Work to be completed >> Spot each line that carries the word "this"; copy those lines.

[Dataset entries]
------------------------------------------------

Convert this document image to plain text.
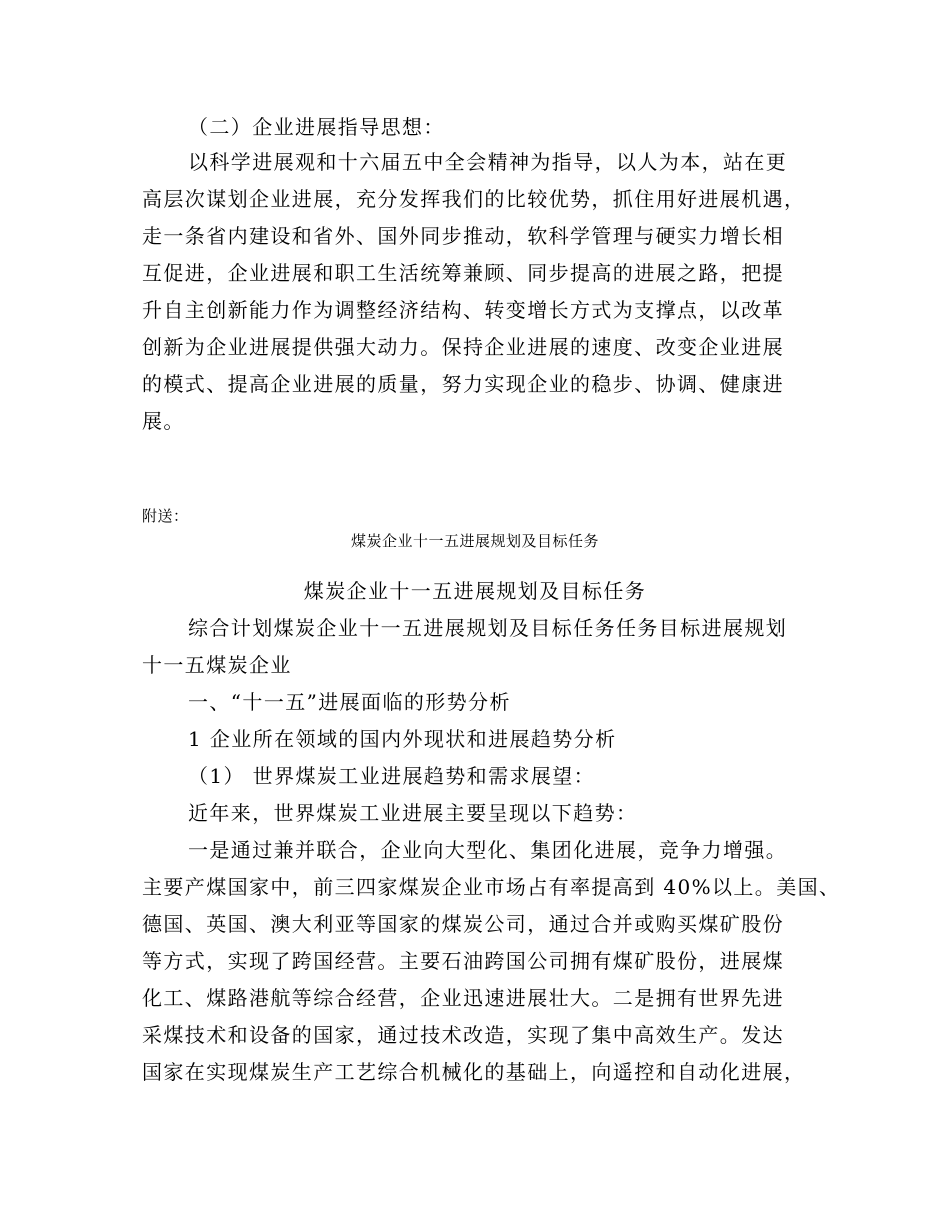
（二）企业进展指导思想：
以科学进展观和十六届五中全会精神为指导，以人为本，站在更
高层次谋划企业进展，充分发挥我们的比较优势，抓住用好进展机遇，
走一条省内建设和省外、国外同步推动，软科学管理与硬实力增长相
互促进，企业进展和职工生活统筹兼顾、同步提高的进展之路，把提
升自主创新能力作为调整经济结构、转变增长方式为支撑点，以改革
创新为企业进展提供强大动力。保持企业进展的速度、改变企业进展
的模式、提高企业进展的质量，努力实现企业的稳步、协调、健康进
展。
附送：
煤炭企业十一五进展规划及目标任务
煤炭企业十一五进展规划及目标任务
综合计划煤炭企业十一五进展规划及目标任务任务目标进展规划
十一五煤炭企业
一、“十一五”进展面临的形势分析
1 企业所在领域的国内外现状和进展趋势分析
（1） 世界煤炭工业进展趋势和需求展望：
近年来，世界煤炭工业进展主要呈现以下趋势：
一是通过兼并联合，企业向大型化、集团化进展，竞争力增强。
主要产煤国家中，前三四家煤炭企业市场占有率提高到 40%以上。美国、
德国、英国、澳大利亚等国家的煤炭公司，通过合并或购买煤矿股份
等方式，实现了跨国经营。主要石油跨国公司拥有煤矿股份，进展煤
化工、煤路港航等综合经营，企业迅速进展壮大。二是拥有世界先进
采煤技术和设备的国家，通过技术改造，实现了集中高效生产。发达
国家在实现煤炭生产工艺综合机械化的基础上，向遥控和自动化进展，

------------------------------------------------

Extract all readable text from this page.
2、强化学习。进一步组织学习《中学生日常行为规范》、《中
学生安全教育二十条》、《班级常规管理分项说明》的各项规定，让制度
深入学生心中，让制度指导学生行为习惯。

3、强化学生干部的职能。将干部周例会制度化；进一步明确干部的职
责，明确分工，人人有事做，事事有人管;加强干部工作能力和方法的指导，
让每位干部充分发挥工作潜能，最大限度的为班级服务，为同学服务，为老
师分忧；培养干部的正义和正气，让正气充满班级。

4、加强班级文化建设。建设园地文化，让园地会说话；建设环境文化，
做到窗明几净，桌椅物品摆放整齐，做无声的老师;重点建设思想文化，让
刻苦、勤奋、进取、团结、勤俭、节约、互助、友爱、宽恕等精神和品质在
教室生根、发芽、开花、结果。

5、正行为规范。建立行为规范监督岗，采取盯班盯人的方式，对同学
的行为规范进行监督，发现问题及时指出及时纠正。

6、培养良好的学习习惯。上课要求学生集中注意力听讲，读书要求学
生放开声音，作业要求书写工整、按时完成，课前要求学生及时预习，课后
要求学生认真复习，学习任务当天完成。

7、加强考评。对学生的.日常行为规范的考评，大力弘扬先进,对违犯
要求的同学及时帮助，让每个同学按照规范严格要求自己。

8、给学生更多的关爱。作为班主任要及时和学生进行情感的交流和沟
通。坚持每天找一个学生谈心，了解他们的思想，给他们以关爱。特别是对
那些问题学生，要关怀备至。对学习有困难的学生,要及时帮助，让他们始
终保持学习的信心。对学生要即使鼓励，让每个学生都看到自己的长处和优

------------------------------------------------

Exercise result >>
Convert this document image to plain text.
Extract all readable text from this page.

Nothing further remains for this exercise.